* [The task] Write out every entry word for word.

* [Stored records]
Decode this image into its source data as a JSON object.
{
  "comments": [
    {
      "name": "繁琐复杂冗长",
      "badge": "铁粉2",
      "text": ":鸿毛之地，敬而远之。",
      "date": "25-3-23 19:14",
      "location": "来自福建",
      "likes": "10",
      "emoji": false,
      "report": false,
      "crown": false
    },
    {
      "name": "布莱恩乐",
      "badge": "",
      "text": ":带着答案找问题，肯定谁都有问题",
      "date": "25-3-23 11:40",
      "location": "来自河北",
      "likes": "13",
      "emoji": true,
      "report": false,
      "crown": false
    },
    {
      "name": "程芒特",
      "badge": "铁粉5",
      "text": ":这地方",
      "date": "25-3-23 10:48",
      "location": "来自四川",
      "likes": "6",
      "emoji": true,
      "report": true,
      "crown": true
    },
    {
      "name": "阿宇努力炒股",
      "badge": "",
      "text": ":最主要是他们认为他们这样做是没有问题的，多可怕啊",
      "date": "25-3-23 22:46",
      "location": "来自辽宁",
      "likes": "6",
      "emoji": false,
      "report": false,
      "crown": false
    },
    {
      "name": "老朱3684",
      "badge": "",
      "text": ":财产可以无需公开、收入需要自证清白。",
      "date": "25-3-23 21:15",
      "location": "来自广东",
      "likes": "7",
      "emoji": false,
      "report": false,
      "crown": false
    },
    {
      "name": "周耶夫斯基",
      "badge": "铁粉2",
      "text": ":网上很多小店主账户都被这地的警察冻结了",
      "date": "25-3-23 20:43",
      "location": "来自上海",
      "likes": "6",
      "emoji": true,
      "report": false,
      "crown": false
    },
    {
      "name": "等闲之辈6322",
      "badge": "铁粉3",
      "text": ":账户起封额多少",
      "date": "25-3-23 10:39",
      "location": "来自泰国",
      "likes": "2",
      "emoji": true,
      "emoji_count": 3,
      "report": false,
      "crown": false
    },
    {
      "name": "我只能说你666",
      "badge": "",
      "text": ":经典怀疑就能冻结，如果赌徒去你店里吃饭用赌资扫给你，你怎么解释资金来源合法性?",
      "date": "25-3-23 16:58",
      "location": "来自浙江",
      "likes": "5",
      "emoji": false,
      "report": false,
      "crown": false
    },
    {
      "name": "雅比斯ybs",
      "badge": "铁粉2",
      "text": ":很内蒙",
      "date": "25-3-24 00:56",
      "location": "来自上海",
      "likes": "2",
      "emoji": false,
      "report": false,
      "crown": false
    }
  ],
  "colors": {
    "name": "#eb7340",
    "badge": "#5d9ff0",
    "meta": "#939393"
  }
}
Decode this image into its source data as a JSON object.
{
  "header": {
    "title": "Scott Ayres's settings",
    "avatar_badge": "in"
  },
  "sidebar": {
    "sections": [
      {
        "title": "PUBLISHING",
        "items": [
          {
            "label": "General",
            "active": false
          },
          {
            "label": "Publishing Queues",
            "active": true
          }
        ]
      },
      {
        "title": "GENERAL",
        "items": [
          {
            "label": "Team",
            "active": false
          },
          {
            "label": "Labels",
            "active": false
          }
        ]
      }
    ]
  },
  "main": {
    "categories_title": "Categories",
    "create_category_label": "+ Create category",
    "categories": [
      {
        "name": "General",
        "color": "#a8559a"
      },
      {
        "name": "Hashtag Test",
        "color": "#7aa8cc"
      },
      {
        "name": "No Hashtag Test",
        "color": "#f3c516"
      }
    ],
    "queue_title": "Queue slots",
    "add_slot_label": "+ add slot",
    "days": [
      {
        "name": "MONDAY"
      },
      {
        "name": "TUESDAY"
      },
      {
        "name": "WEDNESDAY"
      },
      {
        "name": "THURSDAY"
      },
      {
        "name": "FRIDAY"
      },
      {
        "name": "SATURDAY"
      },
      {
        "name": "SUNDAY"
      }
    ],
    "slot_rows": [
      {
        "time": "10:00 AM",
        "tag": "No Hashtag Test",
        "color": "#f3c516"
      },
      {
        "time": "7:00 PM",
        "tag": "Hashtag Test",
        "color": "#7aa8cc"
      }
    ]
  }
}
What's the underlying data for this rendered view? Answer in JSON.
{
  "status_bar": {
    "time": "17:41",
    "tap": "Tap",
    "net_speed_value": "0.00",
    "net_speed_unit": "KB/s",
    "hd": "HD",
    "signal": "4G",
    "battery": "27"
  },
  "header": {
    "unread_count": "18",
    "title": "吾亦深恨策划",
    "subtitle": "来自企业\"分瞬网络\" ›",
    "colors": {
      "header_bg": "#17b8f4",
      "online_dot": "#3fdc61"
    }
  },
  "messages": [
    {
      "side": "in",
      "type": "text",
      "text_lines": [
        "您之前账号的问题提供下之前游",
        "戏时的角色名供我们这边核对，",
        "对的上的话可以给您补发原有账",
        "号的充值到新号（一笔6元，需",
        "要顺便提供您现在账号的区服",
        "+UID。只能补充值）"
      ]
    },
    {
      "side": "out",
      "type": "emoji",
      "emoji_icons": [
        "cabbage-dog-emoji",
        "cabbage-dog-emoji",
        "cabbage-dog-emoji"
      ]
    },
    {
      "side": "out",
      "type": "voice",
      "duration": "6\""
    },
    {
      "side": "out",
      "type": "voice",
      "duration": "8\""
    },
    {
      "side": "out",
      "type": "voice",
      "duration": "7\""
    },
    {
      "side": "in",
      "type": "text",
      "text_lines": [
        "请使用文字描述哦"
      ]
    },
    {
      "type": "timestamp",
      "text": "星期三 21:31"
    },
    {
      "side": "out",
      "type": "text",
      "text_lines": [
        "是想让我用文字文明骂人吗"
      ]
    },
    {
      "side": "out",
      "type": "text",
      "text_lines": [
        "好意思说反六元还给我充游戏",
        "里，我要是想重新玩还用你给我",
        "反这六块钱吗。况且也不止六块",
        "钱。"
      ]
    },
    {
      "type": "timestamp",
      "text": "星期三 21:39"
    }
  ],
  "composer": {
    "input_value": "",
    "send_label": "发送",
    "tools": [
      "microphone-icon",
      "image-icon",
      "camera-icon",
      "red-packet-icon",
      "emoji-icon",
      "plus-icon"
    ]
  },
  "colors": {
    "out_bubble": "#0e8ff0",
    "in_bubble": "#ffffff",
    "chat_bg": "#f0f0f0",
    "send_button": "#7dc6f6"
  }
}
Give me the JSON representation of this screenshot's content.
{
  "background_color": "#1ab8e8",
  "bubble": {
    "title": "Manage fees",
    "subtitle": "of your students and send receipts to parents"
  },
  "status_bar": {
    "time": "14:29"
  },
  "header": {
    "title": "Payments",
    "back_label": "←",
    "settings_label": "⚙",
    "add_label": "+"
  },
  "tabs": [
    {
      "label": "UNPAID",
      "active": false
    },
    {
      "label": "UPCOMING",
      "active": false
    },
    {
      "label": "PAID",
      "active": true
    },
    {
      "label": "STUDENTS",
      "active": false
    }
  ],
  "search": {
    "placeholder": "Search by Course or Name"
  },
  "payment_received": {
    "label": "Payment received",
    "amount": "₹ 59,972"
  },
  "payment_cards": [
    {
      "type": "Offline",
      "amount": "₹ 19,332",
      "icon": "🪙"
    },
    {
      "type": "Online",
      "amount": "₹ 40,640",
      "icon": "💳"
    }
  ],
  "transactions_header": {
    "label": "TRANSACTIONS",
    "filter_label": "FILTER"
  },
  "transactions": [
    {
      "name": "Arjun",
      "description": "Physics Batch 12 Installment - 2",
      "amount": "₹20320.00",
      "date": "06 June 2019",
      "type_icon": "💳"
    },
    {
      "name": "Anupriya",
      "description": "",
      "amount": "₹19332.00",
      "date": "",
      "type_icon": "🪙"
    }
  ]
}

* [Written solution]
Decode this image into its source data as a JSON object.
{
  "comments": [
    {
      "name": "繁琐复杂冗长",
      "badge": "铁粉2",
      "text": ":鸿毛之地，敬而远之。",
      "date": "25-3-23 19:14",
      "location": "来自福建",
      "likes": "10",
      "emoji": false,
      "report": false,
      "crown": false
    },
    {
      "name": "布莱恩乐",
      "badge": "",
      "text": ":带着答案找问题，肯定谁都有问题",
      "date": "25-3-23 11:40",
      "location": "来自河北",
      "likes": "13",
      "emoji": true,
      "report": false,
      "crown": false
    },
    {
      "name": "程芒特",
      "badge": "铁粉5",
      "text": ":这地方",
      "date": "25-3-23 10:48",
      "location": "来自四川",
      "likes": "6",
      "emoji": true,
      "report": true,
      "crown": true
    },
    {
      "name": "阿宇努力炒股",
      "badge": "",
      "text": ":最主要是他们认为他们这样做是没有问题的，多可怕啊",
      "date": "25-3-23 22:46",
      "location": "来自辽宁",
      "likes": "6",
      "emoji": false,
      "report": false,
      "crown": false
    },
    {
      "name": "老朱3684",
      "badge": "",
      "text": ":财产可以无需公开、收入需要自证清白。",
      "date": "25-3-23 21:15",
      "location": "来自广东",
      "likes": "7",
      "emoji": false,
      "report": false,
      "crown": false
    },
    {
      "name": "周耶夫斯基",
      "badge": "铁粉2",
      "text": ":网上很多小店主账户都被这地的警察冻结了",
      "date": "25-3-23 20:43",
      "location": "来自上海",
      "likes": "6",
      "emoji": true,
      "report": false,
      "crown": false
    },
    {
      "name": "等闲之辈6322",
      "badge": "铁粉3",
      "text": ":账户起封额多少",
      "date": "25-3-23 10:39",
      "location": "来自泰国",
      "likes": "2",
      "emoji": true,
      "emoji_count": 3,
      "report": false,
      "crown": false
    },
    {
      "name": "我只能说你666",
      "badge": "",
      "text": ":经典怀疑就能冻结，如果赌徒去你店里吃饭用赌资扫给你，你怎么解释资金来源合法性?",
      "date": "25-3-23 16:58",
      "location": "来自浙江",
      "likes": "5",
      "emoji": false,
      "report": false,
      "crown": false
    },
    {
      "name": "雅比斯ybs",
      "badge": "铁粉2",
      "text": ":很内蒙",
      "date": "25-3-24 00:56",
      "location": "来自上海",
      "likes": "2",
      "emoji": false,
      "report": false,
      "crown": false
    }
  ],
  "colors": {
    "name": "#eb7340",
    "badge": "#5d9ff0",
    "meta": "#939393"
  }
}
Decode this image into its source data as a JSON object.
{
  "header": {
    "title": "Scott Ayres's settings",
    "avatar_badge": "in"
  },
  "sidebar": {
    "sections": [
      {
        "title": "PUBLISHING",
        "items": [
          {
            "label": "General",
            "active": false
          },
          {
            "label": "Publishing Queues",
            "active": true
          }
        ]
      },
      {
        "title": "GENERAL",
        "items": [
          {
            "label": "Team",
            "active": false
          },
          {
            "label": "Labels",
            "active": false
          }
        ]
      }
    ]
  },
  "main": {
    "categories_title": "Categories",
    "create_category_label": "+ Create category",
    "categories": [
      {
        "name": "General",
        "color": "#a8559a"
      },
      {
        "name": "Hashtag Test",
        "color": "#7aa8cc"
      },
      {
        "name": "No Hashtag Test",
        "color": "#f3c516"
      }
    ],
    "queue_title": "Queue slots",
    "add_slot_label": "+ add slot",
    "days": [
      {
        "name": "MONDAY"
      },
      {
        "name": "TUESDAY"
      },
      {
        "name": "WEDNESDAY"
      },
      {
        "name": "THURSDAY"
      },
      {
        "name": "FRIDAY"
      },
      {
        "name": "SATURDAY"
      },
      {
        "name": "SUNDAY"
      }
    ],
    "slot_rows": [
      {
        "time": "10:00 AM",
        "tag": "No Hashtag Test",
        "color": "#f3c516"
      },
      {
        "time": "7:00 PM",
        "tag": "Hashtag Test",
        "color": "#7aa8cc"
      }
    ]
  }
}
What's the underlying data for this rendered view? Answer in JSON.
{
  "status_bar": {
    "time": "17:41",
    "tap": "Tap",
    "net_speed_value": "0.00",
    "net_speed_unit": "KB/s",
    "hd": "HD",
    "signal": "4G",
    "battery": "27"
  },
  "header": {
    "unread_count": "18",
    "title": "吾亦深恨策划",
    "subtitle": "来自企业\"分瞬网络\" ›",
    "colors": {
      "header_bg": "#17b8f4",
      "online_dot": "#3fdc61"
    }
  },
  "messages": [
    {
      "side": "in",
      "type": "text",
      "text_lines": [
        "您之前账号的问题提供下之前游",
        "戏时的角色名供我们这边核对，",
        "对的上的话可以给您补发原有账",
        "号的充值到新号（一笔6元，需",
        "要顺便提供您现在账号的区服",
        "+UID。只能补充值）"
      ]
    },
    {
      "side": "out",
      "type": "emoji",
      "emoji_icons": [
        "cabbage-dog-emoji",
        "cabbage-dog-emoji",
        "cabbage-dog-emoji"
      ]
    },
    {
      "side": "out",
      "type": "voice",
      "duration": "6\""
    },
    {
      "side": "out",
      "type": "voice",
      "duration": "8\""
    },
    {
      "side": "out",
      "type": "voice",
      "duration": "7\""
    },
    {
      "side": "in",
      "type": "text",
      "text_lines": [
        "请使用文字描述哦"
      ]
    },
    {
      "type": "timestamp",
      "text": "星期三 21:31"
    },
    {
      "side": "out",
      "type": "text",
      "text_lines": [
        "是想让我用文字文明骂人吗"
      ]
    },
    {
      "side": "out",
      "type": "text",
      "text_lines": [
        "好意思说反六元还给我充游戏",
        "里，我要是想重新玩还用你给我",
        "反这六块钱吗。况且也不止六块",
        "钱。"
      ]
    },
    {
      "type": "timestamp",
      "text": "星期三 21:39"
    }
  ],
  "composer": {
    "input_value": "",
    "send_label": "发送",
    "tools": [
      "microphone-icon",
      "image-icon",
      "camera-icon",
      "red-packet-icon",
      "emoji-icon",
      "plus-icon"
    ]
  },
  "colors": {
    "out_bubble": "#0e8ff0",
    "in_bubble": "#ffffff",
    "chat_bg": "#f0f0f0",
    "send_button": "#7dc6f6"
  }
}
Give me the JSON representation of this screenshot's content.
{
  "background_color": "#1ab8e8",
  "bubble": {
    "title": "Manage fees",
    "subtitle": "of your students and send receipts to parents"
  },
  "status_bar": {
    "time": "14:29"
  },
  "header": {
    "title": "Payments",
    "back_label": "←",
    "settings_label": "⚙",
    "add_label": "+"
  },
  "tabs": [
    {
      "label": "UNPAID",
      "active": false
    },
    {
      "label": "UPCOMING",
      "active": false
    },
    {
      "label": "PAID",
      "active": true
    },
    {
      "label": "STUDENTS",
      "active": false
    }
  ],
  "search": {
    "placeholder": "Search by Course or Name"
  },
  "payment_received": {
    "label": "Payment received",
    "amount": "₹ 59,972"
  },
  "payment_cards": [
    {
      "type": "Offline",
      "amount": "₹ 19,332",
      "icon": "🪙"
    },
    {
      "type": "Online",
      "amount": "₹ 40,640",
      "icon": "💳"
    }
  ],
  "transactions_header": {
    "label": "TRANSACTIONS",
    "filter_label": "FILTER"
  },
  "transactions": [
    {
      "name": "Arjun",
      "description": "Physics Batch 12 Installment - 2",
      "amount": "₹20320.00",
      "date": "06 June 2019",
      "type_icon": "💳"
    },
    {
      "name": "Anupriya",
      "description": "",
      "amount": "₹19332.00",
      "date": "",
      "type_icon": "🪙"
    }
  ]
}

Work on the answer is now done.